[Dataset items]
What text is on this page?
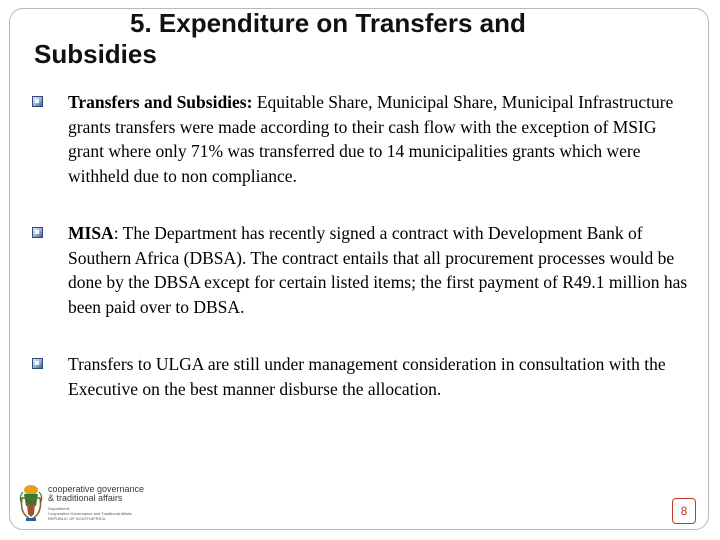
5. Expenditure on Transfers and
Subsidies
Transfers and Subsidies: Equitable Share, Municipal Share, Municipal Infrastructure grants transfers were made according to their cash flow with the exception of MSIG grant where only 71% was transferred due to 14 municipalities grants which were withheld due to non compliance.
MISA: The Department has recently signed a contract with Development Bank of Southern Africa (DBSA). The contract entails that all procurement processes would be done by the DBSA except for certain listed items; the first payment of R49.1 million has been paid over to DBSA.
Transfers to ULGA are still under management consideration in consultation with the Executive on the best manner disburse the allocation.
cooperative governance
& traditional affairs
Department:
Cooperative Governance and Traditional Affairs
REPUBLIC OF SOUTH AFRICA
8
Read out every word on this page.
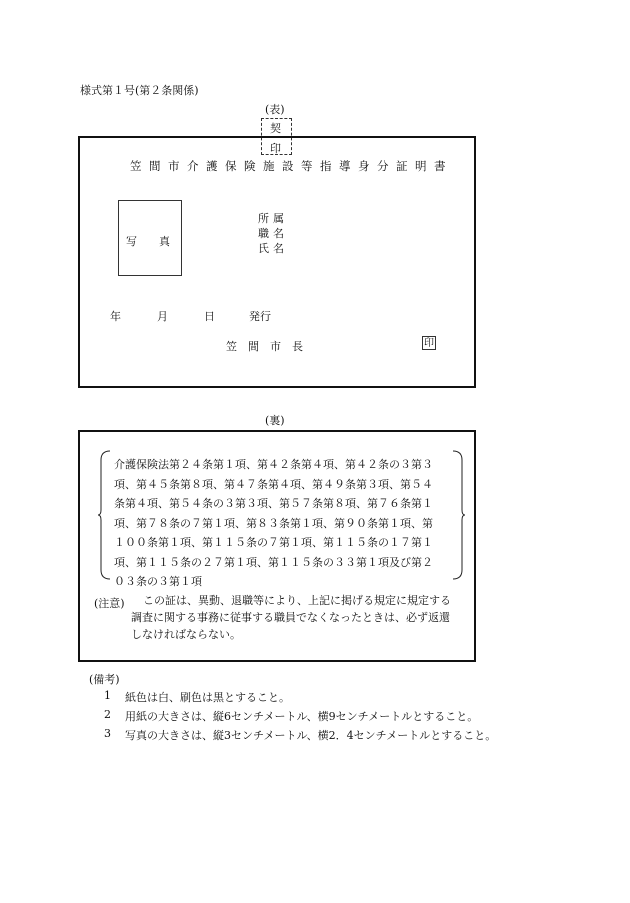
様式第１号(第２条関係)
(表)
契
印
笠間市介護保険施設等指導身分証明書
写　　真
所属
職名
氏名
年	月	日	発行
笠　間　市　長	印
(裏)
介護保険法第２４条第１項、第４２条第４項、第４２条の３第３
項、第４５条第８項、第４７条第４項、第４９条第３項、第５４
条第４項、第５４条の３第３項、第５７条第８項、第７６条第１
項、第７８条の７第１項、第８３条第１項、第９０条第１項、第
１００条第１項、第１１５条の７第１項、第１１５条の１７第１
項、第１１５条の２７第１項、第１１５条の３３第１項及び第２
０３条の３第１項
(注意) この証は、異動、退職等により、上記に掲げる規定に規定する
調査に関する事務に従事する職員でなくなったときは、必ず返還
しなければならない。
(備考)
1 紙色は白、刷色は黒とすること。
2 用紙の大きさは、縦6センチメートル、横9センチメートルとすること。
3 写真の大きさは、縦3センチメートル、横2．4センチメートルとすること。
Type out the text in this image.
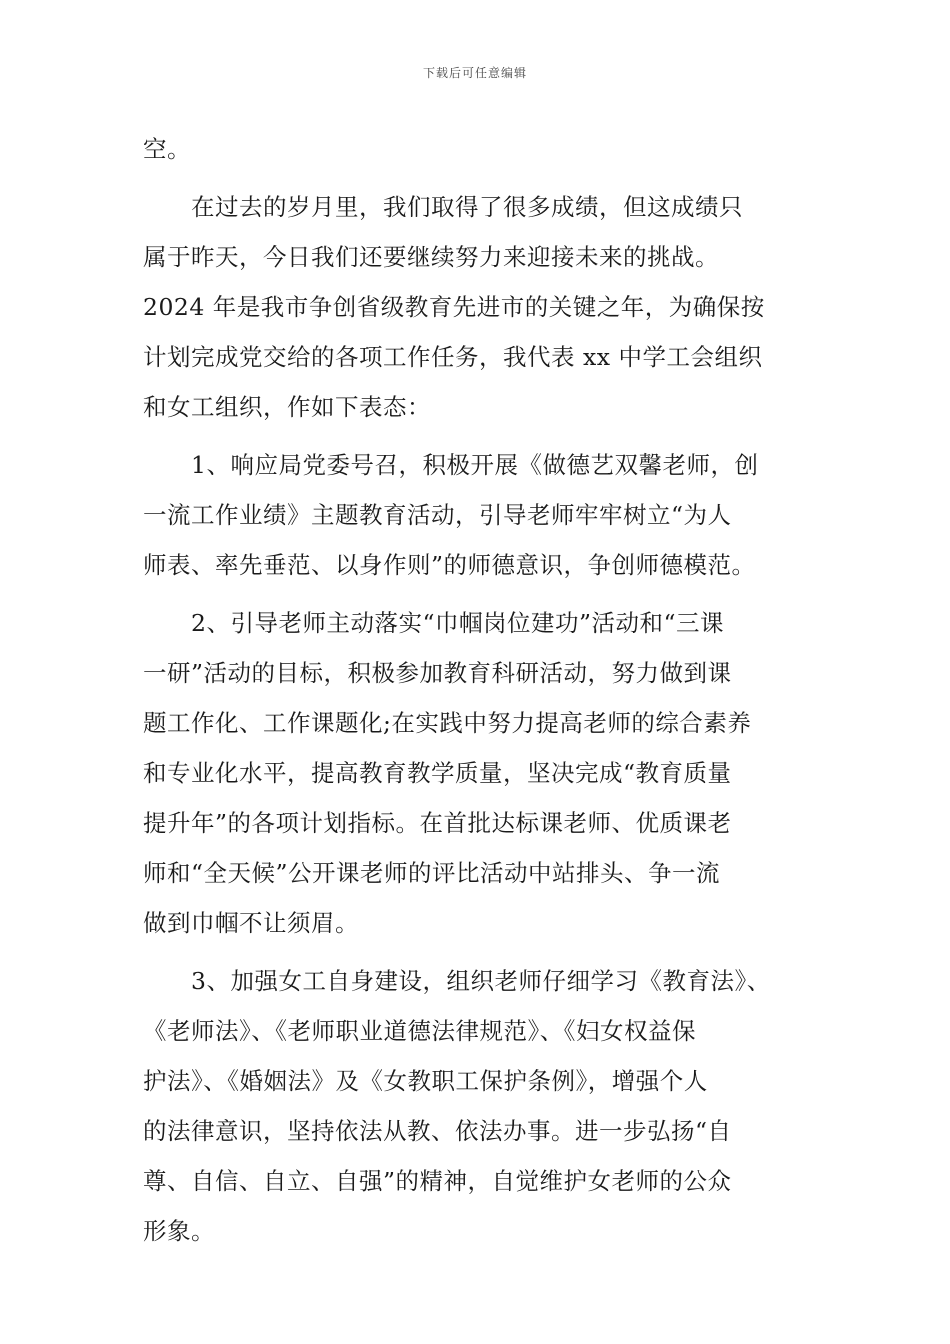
下载后可任意编辑
空。
在过去的岁月里，我们取得了很多成绩，但这成绩只
属于昨天，今日我们还要继续努力来迎接未来的挑战。
2024 年是我市争创省级教育先进市的关键之年，为确保按
计划完成党交给的各项工作任务，我代表 xx 中学工会组织
和女工组织，作如下表态：
1、响应局党委号召，积极开展《做德艺双馨老师，创
一流工作业绩》主题教育活动，引导老师牢牢树立“为人
师表、率先垂范、以身作则”的师德意识，争创师德模范。
2、引导老师主动落实“巾帼岗位建功”活动和“三课
一研”活动的目标，积极参加教育科研活动，努力做到课
题工作化、工作课题化;在实践中努力提高老师的综合素养
和专业化水平，提高教育教学质量，坚决完成“教育质量
提升年”的各项计划指标。在首批达标课老师、优质课老
师和“全天候”公开课老师的评比活动中站排头、争一流
做到巾帼不让须眉。
3、加强女工自身建设，组织老师仔细学习《教育法》、
《老师法》、《老师职业道德法律规范》、《妇女权益保
护法》、《婚姻法》及《女教职工保护条例》，增强个人
的法律意识，坚持依法从教、依法办事。进一步弘扬“自
尊、自信、自立、自强”的精神，自觉维护女老师的公众
形象。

WORK REQUIRED: Skip the pictures and transcribe the rest of the records exactly.

EXERCISE RESULT:
What text is on this page?
5. Expenditure on Transfers and
Subsidies
Transfers and Subsidies: Equitable Share, Municipal Share, Municipal Infrastructure grants transfers were made according to their cash flow with the exception of MSIG grant where only 71% was transferred due to 14 municipalities grants which were withheld due to non compliance.
MISA: The Department has recently signed a contract with Development Bank of Southern Africa (DBSA). The contract entails that all procurement processes would be done by the DBSA except for certain listed items; the first payment of R49.1 million has been paid over to DBSA.
Transfers to ULGA are still under management consideration in consultation with the Executive on the best manner disburse the allocation.
cooperative governance
& traditional affairs
Department:
Cooperative Governance and Traditional Affairs
REPUBLIC OF SOUTH AFRICA
8
Read out every word on this page.
様式第１号(第２条関係)
(表)
契
印
笠間市介護保険施設等指導身分証明書
写　　真
所属
職名
氏名
年	月	日	発行
笠　間　市　長	印
(裏)
介護保険法第２４条第１項、第４２条第４項、第４２条の３第３
項、第４５条第８項、第４７条第４項、第４９条第３項、第５４
条第４項、第５４条の３第３項、第５７条第８項、第７６条第１
項、第７８条の７第１項、第８３条第１項、第９０条第１項、第
１００条第１項、第１１５条の７第１項、第１１５条の１７第１
項、第１１５条の２７第１項、第１１５条の３３第１項及び第２
０３条の３第１項
(注意) この証は、異動、退職等により、上記に掲げる規定に規定する
調査に関する事務に従事する職員でなくなったときは、必ず返還
しなければならない。
(備考)
1 紙色は白、刷色は黒とすること。
2 用紙の大きさは、縦6センチメートル、横9センチメートルとすること。
3 写真の大きさは、縦3センチメートル、横2．4センチメートルとすること。
Type out the text in this image.
下载后可任意编辑
空。
在过去的岁月里，我们取得了很多成绩，但这成绩只
属于昨天，今日我们还要继续努力来迎接未来的挑战。
2024 年是我市争创省级教育先进市的关键之年，为确保按
计划完成党交给的各项工作任务，我代表 xx 中学工会组织
和女工组织，作如下表态：
1、响应局党委号召，积极开展《做德艺双馨老师，创
一流工作业绩》主题教育活动，引导老师牢牢树立“为人
师表、率先垂范、以身作则”的师德意识，争创师德模范。
2、引导老师主动落实“巾帼岗位建功”活动和“三课
一研”活动的目标，积极参加教育科研活动，努力做到课
题工作化、工作课题化;在实践中努力提高老师的综合素养
和专业化水平，提高教育教学质量，坚决完成“教育质量
提升年”的各项计划指标。在首批达标课老师、优质课老
师和“全天候”公开课老师的评比活动中站排头、争一流
做到巾帼不让须眉。
3、加强女工自身建设，组织老师仔细学习《教育法》、
《老师法》、《老师职业道德法律规范》、《妇女权益保
护法》、《婚姻法》及《女教职工保护条例》，增强个人
的法律意识，坚持依法从教、依法办事。进一步弘扬“自
尊、自信、自立、自强”的精神，自觉维护女老师的公众
形象。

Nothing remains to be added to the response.